**Exercise aim**. In the listing that follows, count each line where the word "structured" appears; write nothing but the count.

**Provided data**.

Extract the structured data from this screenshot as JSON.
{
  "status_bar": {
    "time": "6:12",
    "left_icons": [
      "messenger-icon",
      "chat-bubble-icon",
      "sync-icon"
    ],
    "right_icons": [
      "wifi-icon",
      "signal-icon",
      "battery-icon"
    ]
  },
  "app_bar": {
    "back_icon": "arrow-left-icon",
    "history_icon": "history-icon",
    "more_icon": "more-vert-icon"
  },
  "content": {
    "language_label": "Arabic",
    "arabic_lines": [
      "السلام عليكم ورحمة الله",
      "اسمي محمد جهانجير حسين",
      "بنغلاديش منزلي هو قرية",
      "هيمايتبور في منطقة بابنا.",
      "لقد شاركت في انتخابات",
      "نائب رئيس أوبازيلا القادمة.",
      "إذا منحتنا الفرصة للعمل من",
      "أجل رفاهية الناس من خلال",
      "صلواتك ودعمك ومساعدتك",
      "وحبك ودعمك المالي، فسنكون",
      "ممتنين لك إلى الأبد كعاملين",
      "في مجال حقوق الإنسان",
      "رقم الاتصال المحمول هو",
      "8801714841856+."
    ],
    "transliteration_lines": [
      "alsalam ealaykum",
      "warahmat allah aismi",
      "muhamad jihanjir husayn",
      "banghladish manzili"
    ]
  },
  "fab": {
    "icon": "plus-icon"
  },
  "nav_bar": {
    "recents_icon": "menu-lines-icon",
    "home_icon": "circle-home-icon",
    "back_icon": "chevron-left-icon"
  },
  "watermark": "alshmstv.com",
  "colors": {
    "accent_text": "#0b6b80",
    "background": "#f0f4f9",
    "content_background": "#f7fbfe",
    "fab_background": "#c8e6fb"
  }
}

--

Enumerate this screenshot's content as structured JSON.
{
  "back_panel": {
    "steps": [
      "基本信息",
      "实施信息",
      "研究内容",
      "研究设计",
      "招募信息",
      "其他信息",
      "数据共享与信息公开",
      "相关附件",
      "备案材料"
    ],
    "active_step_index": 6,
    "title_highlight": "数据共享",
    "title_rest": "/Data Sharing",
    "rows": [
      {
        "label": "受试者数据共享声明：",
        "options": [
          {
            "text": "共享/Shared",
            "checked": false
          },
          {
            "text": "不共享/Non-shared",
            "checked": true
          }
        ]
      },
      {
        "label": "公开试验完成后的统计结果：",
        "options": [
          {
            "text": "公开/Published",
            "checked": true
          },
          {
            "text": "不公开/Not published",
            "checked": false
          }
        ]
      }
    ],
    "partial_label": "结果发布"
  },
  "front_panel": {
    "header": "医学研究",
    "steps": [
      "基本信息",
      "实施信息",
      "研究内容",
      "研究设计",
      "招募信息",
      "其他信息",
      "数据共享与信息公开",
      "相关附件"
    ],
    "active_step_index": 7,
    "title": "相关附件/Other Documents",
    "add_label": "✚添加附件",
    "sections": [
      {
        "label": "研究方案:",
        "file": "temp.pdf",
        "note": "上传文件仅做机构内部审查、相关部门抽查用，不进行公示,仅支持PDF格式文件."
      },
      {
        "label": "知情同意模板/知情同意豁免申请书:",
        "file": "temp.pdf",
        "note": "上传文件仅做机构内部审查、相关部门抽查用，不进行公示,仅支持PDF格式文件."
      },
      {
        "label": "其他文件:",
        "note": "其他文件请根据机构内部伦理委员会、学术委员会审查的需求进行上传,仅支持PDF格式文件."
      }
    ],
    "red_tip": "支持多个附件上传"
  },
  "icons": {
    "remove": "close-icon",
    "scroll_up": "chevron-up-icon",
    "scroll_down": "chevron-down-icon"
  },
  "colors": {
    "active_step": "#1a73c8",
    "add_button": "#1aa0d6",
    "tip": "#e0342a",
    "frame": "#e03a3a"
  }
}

**Written solution**. 2